## Given problem
Copy exactly, and only, the lines from the line containing "Parse this screenshot: output" through the last line of the records below, both included, and leave out any pictures.

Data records
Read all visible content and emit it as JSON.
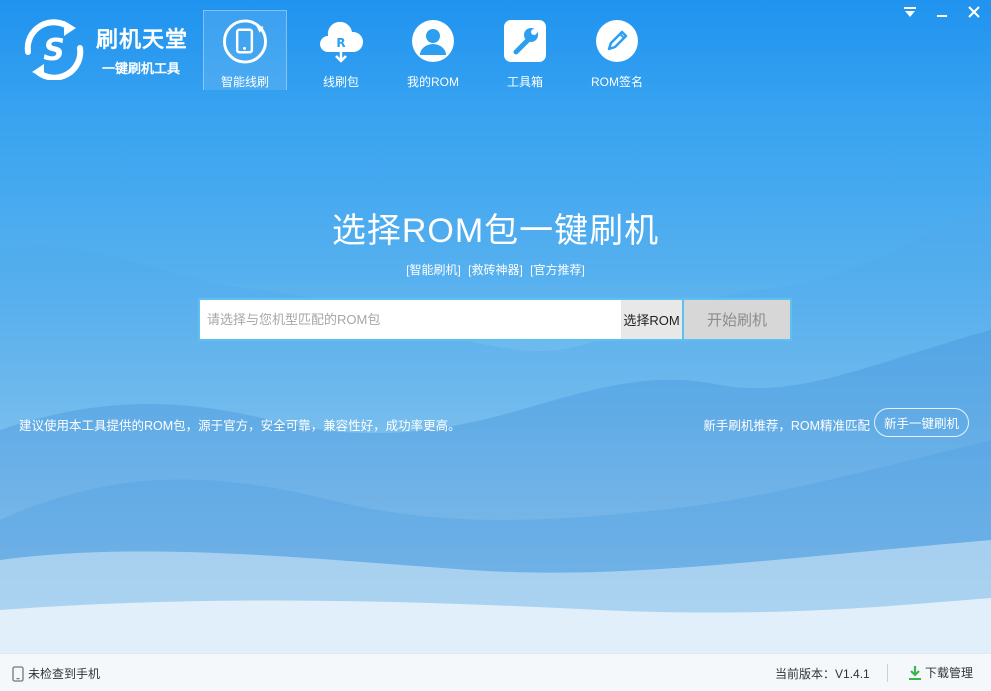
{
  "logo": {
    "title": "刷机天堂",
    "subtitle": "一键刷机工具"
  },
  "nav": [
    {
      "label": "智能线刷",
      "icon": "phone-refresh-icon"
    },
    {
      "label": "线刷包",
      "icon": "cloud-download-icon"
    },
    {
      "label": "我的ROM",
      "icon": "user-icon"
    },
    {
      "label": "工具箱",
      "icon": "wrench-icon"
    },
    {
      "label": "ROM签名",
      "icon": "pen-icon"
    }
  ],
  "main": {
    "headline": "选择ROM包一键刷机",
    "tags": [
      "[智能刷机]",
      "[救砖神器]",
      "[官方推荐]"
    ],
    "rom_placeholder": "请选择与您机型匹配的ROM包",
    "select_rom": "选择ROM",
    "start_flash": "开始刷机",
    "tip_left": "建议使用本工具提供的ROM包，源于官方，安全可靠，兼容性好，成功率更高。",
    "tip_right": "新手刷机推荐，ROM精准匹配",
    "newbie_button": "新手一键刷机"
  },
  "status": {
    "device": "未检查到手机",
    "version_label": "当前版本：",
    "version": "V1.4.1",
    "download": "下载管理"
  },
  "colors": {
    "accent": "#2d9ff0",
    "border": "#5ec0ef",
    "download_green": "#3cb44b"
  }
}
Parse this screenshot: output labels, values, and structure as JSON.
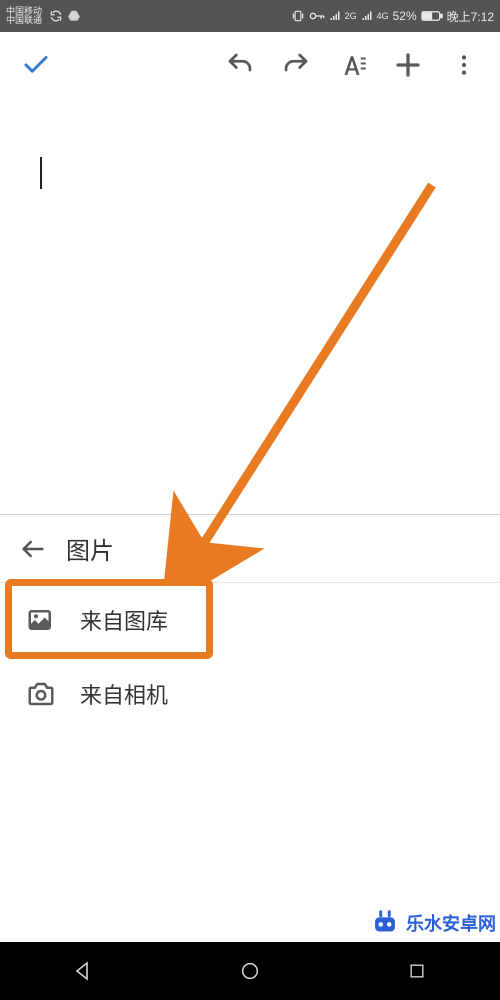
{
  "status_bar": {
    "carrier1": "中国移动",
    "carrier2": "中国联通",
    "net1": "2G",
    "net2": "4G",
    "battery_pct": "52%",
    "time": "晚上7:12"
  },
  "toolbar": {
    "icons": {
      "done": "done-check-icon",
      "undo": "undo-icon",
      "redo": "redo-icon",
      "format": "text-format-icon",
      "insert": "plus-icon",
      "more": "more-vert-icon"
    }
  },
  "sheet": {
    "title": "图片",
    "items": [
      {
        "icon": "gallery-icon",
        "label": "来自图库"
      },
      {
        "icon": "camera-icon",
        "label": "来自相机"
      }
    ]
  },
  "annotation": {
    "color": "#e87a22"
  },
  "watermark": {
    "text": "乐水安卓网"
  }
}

## Output for this exercise
Parse this screenshot: output labels, values, and structure as JSON.
{
  "status_bar": {
    "carrier1": "中国移动",
    "carrier2": "中国联通",
    "net1": "2G",
    "net2": "4G",
    "battery_pct": "52%",
    "time": "晚上7:12"
  },
  "toolbar": {
    "icons": {
      "done": "done-check-icon",
      "undo": "undo-icon",
      "redo": "redo-icon",
      "format": "text-format-icon",
      "insert": "plus-icon",
      "more": "more-vert-icon"
    }
  },
  "sheet": {
    "title": "图片",
    "items": [
      {
        "icon": "gallery-icon",
        "label": "来自图库"
      },
      {
        "icon": "camera-icon",
        "label": "来自相机"
      }
    ]
  },
  "annotation": {
    "color": "#e87a22"
  },
  "watermark": {
    "text": "乐水安卓网"
  }
}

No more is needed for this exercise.